Some lines of these records may hold the word "والسياق"; state how many, using only the number.

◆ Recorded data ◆
============

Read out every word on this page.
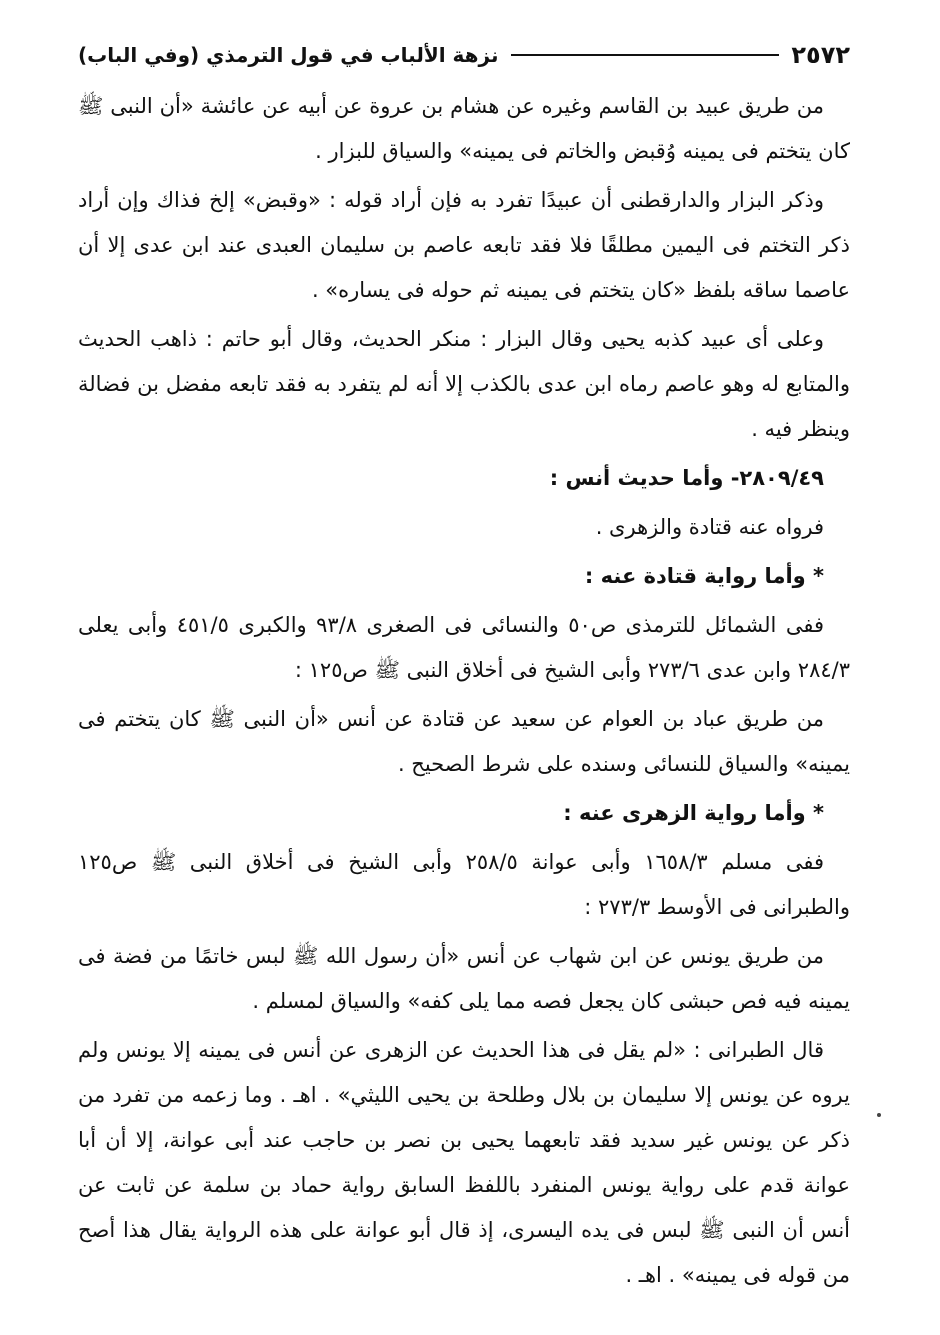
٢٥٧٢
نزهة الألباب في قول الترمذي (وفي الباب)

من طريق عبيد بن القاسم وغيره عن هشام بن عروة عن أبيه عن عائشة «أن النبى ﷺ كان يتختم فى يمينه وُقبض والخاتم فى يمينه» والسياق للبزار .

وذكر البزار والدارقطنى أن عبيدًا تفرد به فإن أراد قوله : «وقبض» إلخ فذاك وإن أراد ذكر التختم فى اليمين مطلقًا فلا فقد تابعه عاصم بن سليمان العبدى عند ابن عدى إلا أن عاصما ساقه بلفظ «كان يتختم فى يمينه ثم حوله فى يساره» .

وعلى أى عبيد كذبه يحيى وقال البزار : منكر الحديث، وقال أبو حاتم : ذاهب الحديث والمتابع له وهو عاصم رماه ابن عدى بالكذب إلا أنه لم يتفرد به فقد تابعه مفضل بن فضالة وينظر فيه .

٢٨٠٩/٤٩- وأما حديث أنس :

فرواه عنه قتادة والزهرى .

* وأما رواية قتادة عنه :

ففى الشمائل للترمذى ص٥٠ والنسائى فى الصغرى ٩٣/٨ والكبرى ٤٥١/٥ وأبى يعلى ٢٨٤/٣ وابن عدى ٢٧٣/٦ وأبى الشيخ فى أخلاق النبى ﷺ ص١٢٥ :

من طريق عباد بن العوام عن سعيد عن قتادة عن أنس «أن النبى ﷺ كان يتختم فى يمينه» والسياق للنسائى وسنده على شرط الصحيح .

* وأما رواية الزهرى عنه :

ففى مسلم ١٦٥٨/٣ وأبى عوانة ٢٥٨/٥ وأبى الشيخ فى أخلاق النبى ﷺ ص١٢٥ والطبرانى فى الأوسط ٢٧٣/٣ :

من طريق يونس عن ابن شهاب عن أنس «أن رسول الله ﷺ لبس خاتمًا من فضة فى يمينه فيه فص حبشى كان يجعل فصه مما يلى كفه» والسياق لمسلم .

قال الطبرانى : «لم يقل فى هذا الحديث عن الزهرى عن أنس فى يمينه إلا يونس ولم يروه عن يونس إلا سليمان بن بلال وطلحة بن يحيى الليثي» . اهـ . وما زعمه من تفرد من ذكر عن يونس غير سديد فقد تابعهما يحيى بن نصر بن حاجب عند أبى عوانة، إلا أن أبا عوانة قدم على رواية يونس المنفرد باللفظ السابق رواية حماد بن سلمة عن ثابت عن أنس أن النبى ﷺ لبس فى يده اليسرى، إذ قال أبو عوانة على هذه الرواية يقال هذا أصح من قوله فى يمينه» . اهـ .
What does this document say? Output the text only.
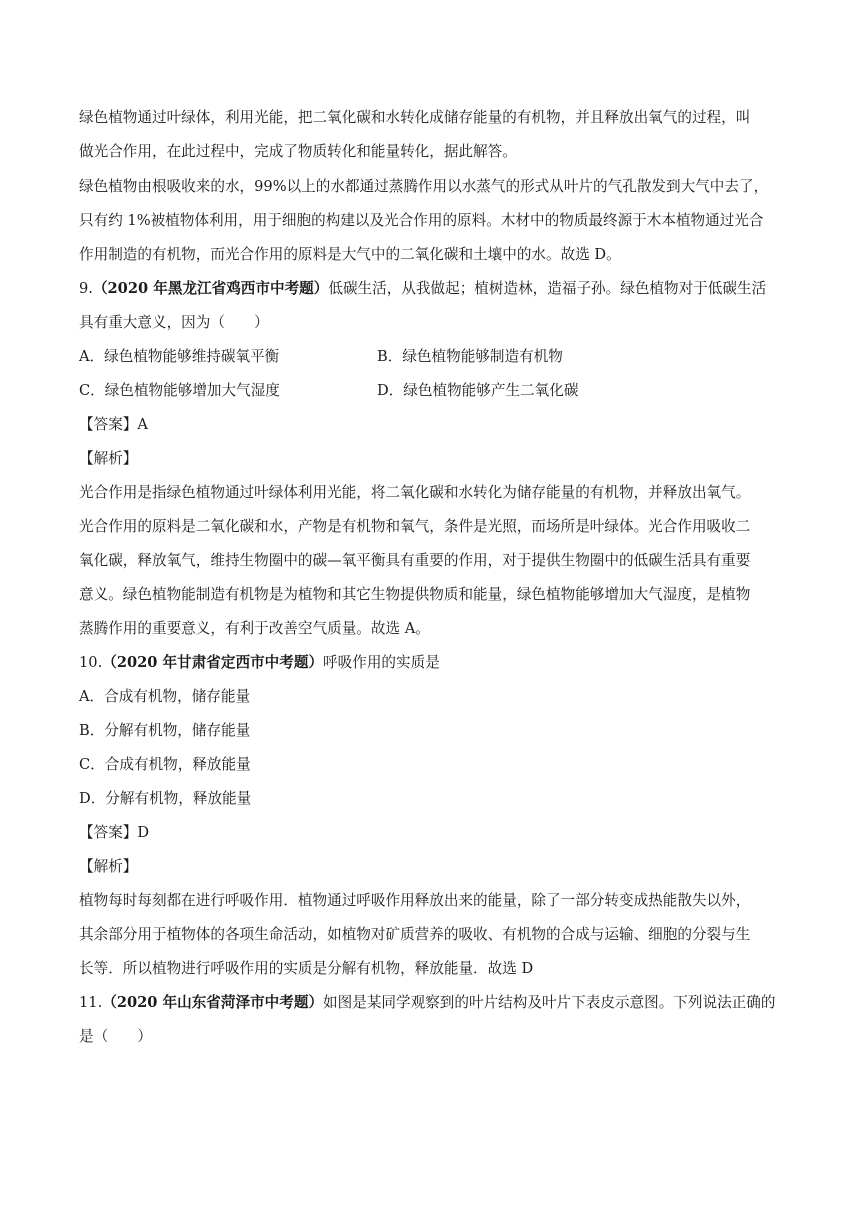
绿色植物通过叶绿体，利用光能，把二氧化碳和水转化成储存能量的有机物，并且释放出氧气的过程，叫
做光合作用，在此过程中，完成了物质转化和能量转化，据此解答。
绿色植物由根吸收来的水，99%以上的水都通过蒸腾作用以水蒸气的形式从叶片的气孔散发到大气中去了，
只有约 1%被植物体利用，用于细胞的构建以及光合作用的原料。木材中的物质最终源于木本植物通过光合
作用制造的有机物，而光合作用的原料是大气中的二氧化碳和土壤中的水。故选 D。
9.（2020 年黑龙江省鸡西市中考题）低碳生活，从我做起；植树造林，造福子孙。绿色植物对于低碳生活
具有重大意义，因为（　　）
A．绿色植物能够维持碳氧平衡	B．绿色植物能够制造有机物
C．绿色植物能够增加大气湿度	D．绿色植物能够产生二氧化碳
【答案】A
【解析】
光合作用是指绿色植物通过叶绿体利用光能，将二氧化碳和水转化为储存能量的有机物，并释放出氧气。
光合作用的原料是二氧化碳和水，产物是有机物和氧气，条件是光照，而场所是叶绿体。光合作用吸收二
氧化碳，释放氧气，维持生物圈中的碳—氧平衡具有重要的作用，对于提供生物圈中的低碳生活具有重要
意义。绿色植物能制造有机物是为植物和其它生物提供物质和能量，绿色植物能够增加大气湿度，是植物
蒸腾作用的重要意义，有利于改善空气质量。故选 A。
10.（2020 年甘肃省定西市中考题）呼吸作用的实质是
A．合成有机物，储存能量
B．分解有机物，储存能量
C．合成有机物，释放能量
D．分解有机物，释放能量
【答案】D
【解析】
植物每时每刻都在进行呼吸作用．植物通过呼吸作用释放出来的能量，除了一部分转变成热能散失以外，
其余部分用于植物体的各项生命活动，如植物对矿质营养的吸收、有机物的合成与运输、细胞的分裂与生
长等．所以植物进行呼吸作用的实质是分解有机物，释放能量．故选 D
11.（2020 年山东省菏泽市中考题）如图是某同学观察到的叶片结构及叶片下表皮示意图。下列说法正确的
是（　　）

============

◆ CORRECT OUTPUT ◆
3